*What is asked*:
Skip the pictures. Quote every line below, exactly, from the one with "Parse this screenshot: output" through the final line.

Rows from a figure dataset

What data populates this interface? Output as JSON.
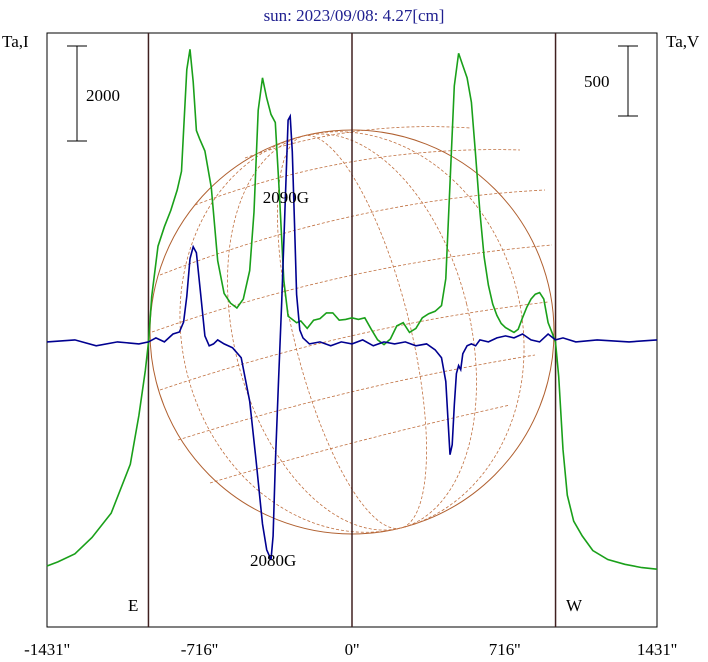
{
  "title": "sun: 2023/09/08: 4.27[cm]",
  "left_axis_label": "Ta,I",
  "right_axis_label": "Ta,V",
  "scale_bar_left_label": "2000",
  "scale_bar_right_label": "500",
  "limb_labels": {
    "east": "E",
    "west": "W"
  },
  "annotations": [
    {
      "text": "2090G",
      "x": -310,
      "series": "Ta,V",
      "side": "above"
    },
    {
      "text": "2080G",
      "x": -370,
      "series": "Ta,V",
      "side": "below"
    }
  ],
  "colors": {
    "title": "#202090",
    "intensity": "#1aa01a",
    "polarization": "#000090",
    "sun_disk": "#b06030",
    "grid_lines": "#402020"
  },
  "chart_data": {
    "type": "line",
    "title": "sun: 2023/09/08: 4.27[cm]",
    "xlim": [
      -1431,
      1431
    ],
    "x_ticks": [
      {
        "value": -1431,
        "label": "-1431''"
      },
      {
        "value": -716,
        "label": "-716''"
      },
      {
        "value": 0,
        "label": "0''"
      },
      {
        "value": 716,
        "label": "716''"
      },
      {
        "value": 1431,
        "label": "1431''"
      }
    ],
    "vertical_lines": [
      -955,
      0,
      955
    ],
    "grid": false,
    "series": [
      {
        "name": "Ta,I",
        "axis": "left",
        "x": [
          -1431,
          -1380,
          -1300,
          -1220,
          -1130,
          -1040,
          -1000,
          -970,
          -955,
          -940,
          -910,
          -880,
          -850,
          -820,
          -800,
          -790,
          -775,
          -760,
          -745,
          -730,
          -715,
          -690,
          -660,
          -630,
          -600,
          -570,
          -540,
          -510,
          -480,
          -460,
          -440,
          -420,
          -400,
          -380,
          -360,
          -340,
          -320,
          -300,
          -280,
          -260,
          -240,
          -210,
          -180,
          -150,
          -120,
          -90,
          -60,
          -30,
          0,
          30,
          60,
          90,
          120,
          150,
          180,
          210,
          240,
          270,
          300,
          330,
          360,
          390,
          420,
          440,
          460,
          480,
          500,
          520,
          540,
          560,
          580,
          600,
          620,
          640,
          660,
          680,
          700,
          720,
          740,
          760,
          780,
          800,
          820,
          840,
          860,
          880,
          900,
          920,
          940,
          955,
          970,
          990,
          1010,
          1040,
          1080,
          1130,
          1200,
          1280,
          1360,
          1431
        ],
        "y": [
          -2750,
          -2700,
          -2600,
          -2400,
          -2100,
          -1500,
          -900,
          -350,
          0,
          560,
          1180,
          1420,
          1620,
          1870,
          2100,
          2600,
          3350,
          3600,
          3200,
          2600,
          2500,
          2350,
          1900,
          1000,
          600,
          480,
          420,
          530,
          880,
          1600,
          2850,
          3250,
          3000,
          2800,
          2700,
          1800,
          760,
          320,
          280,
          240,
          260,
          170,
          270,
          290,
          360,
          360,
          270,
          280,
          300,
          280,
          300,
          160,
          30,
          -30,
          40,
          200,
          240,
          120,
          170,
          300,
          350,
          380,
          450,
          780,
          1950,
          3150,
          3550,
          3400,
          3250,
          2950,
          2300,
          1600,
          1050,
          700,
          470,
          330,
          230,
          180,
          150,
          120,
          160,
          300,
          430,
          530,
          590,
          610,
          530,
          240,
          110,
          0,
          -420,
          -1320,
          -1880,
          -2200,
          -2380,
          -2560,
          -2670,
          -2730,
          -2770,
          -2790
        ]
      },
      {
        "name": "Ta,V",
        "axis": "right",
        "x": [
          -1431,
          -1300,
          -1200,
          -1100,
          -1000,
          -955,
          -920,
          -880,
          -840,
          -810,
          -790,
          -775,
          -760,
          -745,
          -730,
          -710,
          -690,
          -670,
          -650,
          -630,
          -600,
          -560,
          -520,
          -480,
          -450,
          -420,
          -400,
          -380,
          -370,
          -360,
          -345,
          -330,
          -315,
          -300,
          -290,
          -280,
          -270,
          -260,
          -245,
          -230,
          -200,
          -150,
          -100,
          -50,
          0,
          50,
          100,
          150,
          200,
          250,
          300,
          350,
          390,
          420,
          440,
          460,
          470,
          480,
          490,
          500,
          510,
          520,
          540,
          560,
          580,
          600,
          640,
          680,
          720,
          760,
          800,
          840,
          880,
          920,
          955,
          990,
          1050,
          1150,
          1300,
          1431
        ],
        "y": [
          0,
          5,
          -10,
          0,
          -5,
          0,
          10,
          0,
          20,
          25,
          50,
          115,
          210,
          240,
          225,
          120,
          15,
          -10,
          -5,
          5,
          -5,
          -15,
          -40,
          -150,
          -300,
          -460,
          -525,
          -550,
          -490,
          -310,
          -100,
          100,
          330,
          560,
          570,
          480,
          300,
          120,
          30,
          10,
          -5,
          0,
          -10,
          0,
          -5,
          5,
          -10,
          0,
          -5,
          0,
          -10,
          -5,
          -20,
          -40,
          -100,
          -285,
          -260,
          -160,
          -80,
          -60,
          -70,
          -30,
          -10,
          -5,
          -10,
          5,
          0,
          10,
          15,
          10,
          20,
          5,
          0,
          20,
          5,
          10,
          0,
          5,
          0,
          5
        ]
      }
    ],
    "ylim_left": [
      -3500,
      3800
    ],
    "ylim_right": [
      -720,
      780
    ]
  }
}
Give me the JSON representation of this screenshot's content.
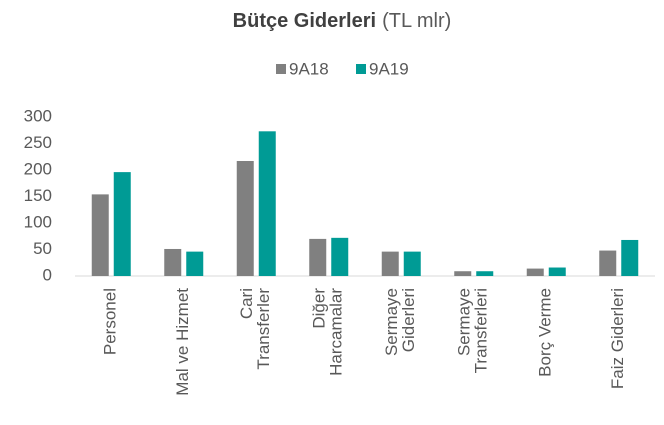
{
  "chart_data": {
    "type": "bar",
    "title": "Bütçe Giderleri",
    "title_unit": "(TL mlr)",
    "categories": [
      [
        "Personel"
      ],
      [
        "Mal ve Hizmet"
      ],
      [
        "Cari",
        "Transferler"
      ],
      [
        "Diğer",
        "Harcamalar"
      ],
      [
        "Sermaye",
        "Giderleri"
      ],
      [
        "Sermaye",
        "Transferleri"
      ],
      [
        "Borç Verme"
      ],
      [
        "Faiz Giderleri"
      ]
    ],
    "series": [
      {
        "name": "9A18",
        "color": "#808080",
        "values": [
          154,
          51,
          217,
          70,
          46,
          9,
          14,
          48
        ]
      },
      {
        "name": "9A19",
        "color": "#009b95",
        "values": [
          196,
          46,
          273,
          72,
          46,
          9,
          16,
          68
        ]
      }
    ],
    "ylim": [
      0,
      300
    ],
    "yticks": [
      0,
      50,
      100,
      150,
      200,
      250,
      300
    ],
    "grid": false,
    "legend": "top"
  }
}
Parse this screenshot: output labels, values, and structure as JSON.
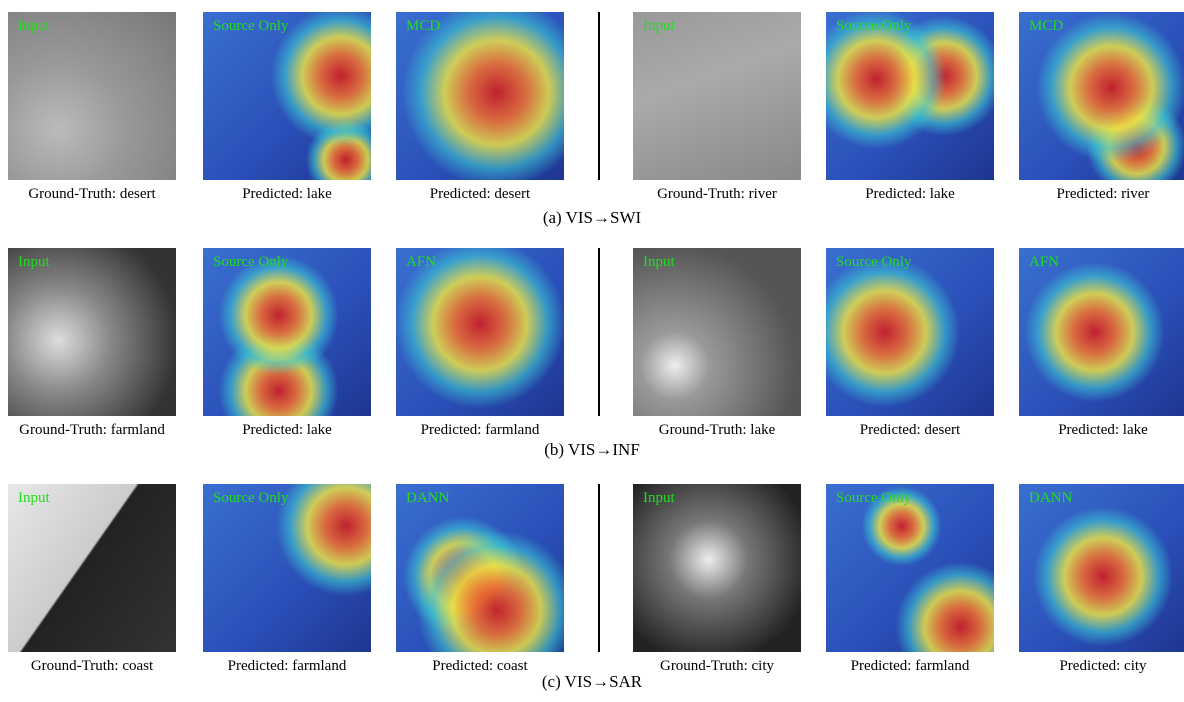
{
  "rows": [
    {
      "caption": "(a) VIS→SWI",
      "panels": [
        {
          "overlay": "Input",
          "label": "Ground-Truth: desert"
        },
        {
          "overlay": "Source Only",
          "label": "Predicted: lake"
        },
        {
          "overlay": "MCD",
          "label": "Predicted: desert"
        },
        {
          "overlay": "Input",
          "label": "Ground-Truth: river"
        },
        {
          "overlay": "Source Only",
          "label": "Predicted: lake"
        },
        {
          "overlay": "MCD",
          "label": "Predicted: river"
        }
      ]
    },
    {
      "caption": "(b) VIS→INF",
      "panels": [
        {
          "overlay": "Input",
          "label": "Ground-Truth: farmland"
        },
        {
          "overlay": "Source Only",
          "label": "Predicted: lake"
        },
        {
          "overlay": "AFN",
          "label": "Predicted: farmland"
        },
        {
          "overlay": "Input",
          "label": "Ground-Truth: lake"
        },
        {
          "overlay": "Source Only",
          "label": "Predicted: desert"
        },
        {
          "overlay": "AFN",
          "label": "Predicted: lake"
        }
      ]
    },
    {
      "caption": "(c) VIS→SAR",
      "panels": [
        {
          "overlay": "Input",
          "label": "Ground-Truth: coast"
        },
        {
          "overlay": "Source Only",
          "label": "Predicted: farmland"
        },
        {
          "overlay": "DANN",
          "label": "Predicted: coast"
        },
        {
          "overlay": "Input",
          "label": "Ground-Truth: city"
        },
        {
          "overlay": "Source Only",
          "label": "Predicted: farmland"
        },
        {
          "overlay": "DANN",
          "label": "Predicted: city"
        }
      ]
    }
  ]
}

*Result*:
Parse this screenshot: output labels, values, and structure as JSON.
{
  "rows": [
    {
      "caption": "(a) VIS→SWI",
      "panels": [
        {
          "overlay": "Input",
          "label": "Ground-Truth: desert"
        },
        {
          "overlay": "Source Only",
          "label": "Predicted: lake"
        },
        {
          "overlay": "MCD",
          "label": "Predicted: desert"
        },
        {
          "overlay": "Input",
          "label": "Ground-Truth: river"
        },
        {
          "overlay": "Source Only",
          "label": "Predicted: lake"
        },
        {
          "overlay": "MCD",
          "label": "Predicted: river"
        }
      ]
    },
    {
      "caption": "(b) VIS→INF",
      "panels": [
        {
          "overlay": "Input",
          "label": "Ground-Truth: farmland"
        },
        {
          "overlay": "Source Only",
          "label": "Predicted: lake"
        },
        {
          "overlay": "AFN",
          "label": "Predicted: farmland"
        },
        {
          "overlay": "Input",
          "label": "Ground-Truth: lake"
        },
        {
          "overlay": "Source Only",
          "label": "Predicted: desert"
        },
        {
          "overlay": "AFN",
          "label": "Predicted: lake"
        }
      ]
    },
    {
      "caption": "(c) VIS→SAR",
      "panels": [
        {
          "overlay": "Input",
          "label": "Ground-Truth: coast"
        },
        {
          "overlay": "Source Only",
          "label": "Predicted: farmland"
        },
        {
          "overlay": "DANN",
          "label": "Predicted: coast"
        },
        {
          "overlay": "Input",
          "label": "Ground-Truth: city"
        },
        {
          "overlay": "Source Only",
          "label": "Predicted: farmland"
        },
        {
          "overlay": "DANN",
          "label": "Predicted: city"
        }
      ]
    }
  ]
}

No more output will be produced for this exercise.